══ DATA SHOWN ══

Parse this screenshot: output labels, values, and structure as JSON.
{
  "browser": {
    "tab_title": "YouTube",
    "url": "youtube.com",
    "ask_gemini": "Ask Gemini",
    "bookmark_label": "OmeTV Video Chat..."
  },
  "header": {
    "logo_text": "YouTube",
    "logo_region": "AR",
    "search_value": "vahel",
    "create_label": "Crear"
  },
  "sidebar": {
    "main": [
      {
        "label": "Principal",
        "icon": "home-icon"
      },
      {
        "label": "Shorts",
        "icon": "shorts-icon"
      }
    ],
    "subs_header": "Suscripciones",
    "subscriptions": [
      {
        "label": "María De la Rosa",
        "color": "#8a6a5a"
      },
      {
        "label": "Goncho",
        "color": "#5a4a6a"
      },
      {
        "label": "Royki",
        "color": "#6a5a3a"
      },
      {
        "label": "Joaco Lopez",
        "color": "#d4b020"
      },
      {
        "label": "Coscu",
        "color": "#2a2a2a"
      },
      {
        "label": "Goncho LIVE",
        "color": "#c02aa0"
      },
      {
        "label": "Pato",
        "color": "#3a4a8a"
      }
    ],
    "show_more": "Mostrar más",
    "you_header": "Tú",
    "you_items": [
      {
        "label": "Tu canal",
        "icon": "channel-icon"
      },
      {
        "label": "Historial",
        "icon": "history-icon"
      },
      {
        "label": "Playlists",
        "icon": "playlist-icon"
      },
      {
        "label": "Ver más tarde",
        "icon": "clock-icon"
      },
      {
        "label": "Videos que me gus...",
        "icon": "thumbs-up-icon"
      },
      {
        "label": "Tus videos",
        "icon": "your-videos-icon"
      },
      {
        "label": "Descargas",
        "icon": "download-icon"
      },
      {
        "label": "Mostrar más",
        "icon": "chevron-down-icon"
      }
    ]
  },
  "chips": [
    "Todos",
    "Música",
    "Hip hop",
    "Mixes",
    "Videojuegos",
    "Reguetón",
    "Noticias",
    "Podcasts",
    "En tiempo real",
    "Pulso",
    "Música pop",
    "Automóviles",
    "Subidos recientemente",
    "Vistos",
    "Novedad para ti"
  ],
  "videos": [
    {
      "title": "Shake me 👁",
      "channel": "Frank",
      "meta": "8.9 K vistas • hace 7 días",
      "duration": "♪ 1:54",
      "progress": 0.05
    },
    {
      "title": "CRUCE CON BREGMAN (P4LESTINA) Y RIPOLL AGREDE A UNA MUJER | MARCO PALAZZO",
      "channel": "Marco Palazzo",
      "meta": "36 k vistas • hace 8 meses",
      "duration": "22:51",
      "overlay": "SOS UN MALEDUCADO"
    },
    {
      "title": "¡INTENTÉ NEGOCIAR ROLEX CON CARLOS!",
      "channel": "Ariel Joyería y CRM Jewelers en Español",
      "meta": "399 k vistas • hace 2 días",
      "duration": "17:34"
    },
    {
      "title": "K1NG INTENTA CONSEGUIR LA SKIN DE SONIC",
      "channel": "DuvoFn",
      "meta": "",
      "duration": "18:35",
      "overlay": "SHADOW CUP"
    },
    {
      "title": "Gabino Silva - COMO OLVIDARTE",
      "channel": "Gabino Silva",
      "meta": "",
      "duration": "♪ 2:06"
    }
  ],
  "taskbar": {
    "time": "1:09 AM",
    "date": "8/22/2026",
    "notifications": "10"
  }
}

═══

Which lines of the material contain the string "duration"? List each of them.

PROBLEM SOLUTION -
      "duration": "♪ 1:54",
      "duration": "22:51",
      "duration": "17:34"
      "duration": "18:35",
      "duration": "♪ 2:06"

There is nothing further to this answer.